AIM = Copy the lines holding the word "with", all of them.

(A block of data)
START

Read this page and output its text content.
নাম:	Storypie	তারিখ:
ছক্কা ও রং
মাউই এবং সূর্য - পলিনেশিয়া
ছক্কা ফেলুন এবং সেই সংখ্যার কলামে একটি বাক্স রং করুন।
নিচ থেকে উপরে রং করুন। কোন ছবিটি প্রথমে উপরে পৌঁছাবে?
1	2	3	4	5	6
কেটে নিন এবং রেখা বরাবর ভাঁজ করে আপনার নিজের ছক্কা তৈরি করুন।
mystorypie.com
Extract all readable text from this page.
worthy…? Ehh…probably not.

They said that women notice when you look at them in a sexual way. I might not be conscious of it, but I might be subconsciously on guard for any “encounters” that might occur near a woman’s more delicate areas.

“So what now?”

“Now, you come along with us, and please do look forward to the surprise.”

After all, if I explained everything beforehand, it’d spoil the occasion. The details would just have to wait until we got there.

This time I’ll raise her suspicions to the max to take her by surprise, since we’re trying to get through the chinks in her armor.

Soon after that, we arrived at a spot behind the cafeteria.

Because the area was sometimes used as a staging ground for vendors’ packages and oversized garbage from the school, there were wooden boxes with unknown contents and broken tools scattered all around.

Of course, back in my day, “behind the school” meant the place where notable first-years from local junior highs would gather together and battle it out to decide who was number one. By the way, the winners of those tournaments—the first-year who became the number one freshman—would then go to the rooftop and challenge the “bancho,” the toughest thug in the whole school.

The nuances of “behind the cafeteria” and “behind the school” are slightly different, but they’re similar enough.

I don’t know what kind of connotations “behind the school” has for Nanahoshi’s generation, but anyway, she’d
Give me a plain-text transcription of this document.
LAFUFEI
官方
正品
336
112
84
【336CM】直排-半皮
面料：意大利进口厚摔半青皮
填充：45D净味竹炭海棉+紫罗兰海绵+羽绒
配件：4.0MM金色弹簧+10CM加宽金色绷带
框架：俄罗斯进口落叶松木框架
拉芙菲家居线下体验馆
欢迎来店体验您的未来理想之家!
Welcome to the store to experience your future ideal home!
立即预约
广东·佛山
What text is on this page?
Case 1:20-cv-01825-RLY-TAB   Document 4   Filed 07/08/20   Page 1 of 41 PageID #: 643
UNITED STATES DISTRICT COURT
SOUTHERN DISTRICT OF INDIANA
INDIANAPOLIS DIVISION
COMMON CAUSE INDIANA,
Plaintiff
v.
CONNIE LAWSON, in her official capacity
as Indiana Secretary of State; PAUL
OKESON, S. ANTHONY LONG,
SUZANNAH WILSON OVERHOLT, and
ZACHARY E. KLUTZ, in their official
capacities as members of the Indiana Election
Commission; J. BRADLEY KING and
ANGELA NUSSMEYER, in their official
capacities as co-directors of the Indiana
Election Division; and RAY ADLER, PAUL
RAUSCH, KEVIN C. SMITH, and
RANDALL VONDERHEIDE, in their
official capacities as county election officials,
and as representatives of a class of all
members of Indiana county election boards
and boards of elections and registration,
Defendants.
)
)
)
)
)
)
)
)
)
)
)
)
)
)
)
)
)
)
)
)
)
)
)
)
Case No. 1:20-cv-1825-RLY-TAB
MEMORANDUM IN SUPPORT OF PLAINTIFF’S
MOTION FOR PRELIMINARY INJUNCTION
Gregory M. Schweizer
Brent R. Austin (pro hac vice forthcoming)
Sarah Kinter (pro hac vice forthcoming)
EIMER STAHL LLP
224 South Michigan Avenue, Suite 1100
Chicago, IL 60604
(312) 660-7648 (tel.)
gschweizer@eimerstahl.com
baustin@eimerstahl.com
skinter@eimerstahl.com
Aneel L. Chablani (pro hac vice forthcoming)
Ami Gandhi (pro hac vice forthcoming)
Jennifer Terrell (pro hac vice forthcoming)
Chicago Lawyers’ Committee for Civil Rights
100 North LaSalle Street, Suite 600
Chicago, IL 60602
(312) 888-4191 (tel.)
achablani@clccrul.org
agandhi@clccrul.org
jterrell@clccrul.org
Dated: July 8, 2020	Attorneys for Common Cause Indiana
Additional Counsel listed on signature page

END

COMPLETED EXERCISE =
“Now, you come along with us, and please do look forward to the surprise.”
Because the area was sometimes used as a staging ground for vendors’ packages and oversized garbage from the school, there were wooden boxes with unknown contents and broken tools scattered all around.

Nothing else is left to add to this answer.